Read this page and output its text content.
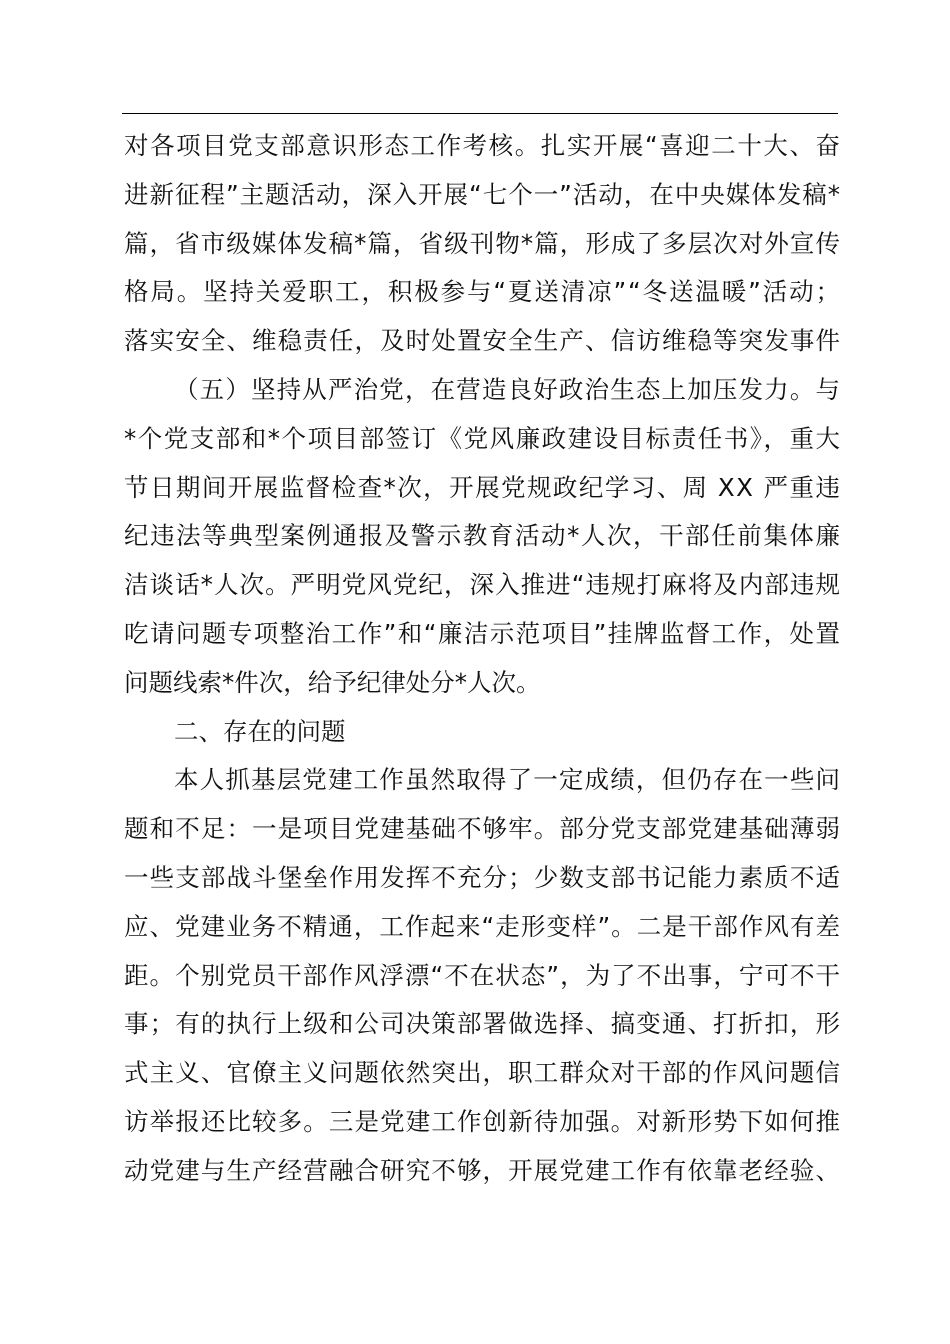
对各项目党支部意识形态工作考核。扎实开展“喜迎二十大、奋
进新征程”主题活动，深入开展“七个一”活动，在中央媒体发稿*
篇，省市级媒体发稿*篇，省级刊物*篇，形成了多层次对外宣传
格局。坚持关爱职工，积极参与“夏送清凉”“冬送温暖”活动；
落实安全、维稳责任，及时处置安全生产、信访维稳等突发事件
（五）坚持从严治党，在营造良好政治生态上加压发力。与
*个党支部和*个项目部签订《党风廉政建设目标责任书》，重大
节日期间开展监督检查*次，开展党规政纪学习、周 XX 严重违
纪违法等典型案例通报及警示教育活动*人次，干部任前集体廉
洁谈话*人次。严明党风党纪，深入推进“违规打麻将及内部违规
吃请问题专项整治工作”和“廉洁示范项目”挂牌监督工作，处置
问题线索*件次，给予纪律处分*人次。
二、存在的问题
本人抓基层党建工作虽然取得了一定成绩，但仍存在一些问
题和不足：一是项目党建基础不够牢。部分党支部党建基础薄弱
一些支部战斗堡垒作用发挥不充分；少数支部书记能力素质不适
应、党建业务不精通，工作起来“走形变样”。二是干部作风有差
距。个别党员干部作风浮漂“不在状态”，为了不出事，宁可不干
事；有的执行上级和公司决策部署做选择、搞变通、打折扣，形
式主义、官僚主义问题依然突出，职工群众对干部的作风问题信
访举报还比较多。三是党建工作创新待加强。对新形势下如何推
动党建与生产经营融合研究不够，开展党建工作有依靠老经验、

•••••

● **What to work on**:
Leave out the pictures and repeat everything else in the records exactly.

● **Result of the task**:
Read this page and output its text content.
对各项目党支部意识形态工作考核。扎实开展“喜迎二十大、奋
进新征程”主题活动，深入开展“七个一”活动，在中央媒体发稿*
篇，省市级媒体发稿*篇，省级刊物*篇，形成了多层次对外宣传
格局。坚持关爱职工，积极参与“夏送清凉”“冬送温暖”活动；
落实安全、维稳责任，及时处置安全生产、信访维稳等突发事件
（五）坚持从严治党，在营造良好政治生态上加压发力。与
*个党支部和*个项目部签订《党风廉政建设目标责任书》，重大
节日期间开展监督检查*次，开展党规政纪学习、周 XX 严重违
纪违法等典型案例通报及警示教育活动*人次，干部任前集体廉
洁谈话*人次。严明党风党纪，深入推进“违规打麻将及内部违规
吃请问题专项整治工作”和“廉洁示范项目”挂牌监督工作，处置
问题线索*件次，给予纪律处分*人次。
二、存在的问题
本人抓基层党建工作虽然取得了一定成绩，但仍存在一些问
题和不足：一是项目党建基础不够牢。部分党支部党建基础薄弱
一些支部战斗堡垒作用发挥不充分；少数支部书记能力素质不适
应、党建业务不精通，工作起来“走形变样”。二是干部作风有差
距。个别党员干部作风浮漂“不在状态”，为了不出事，宁可不干
事；有的执行上级和公司决策部署做选择、搞变通、打折扣，形
式主义、官僚主义问题依然突出，职工群众对干部的作风问题信
访举报还比较多。三是党建工作创新待加强。对新形势下如何推
动党建与生产经营融合研究不够，开展党建工作有依靠老经验、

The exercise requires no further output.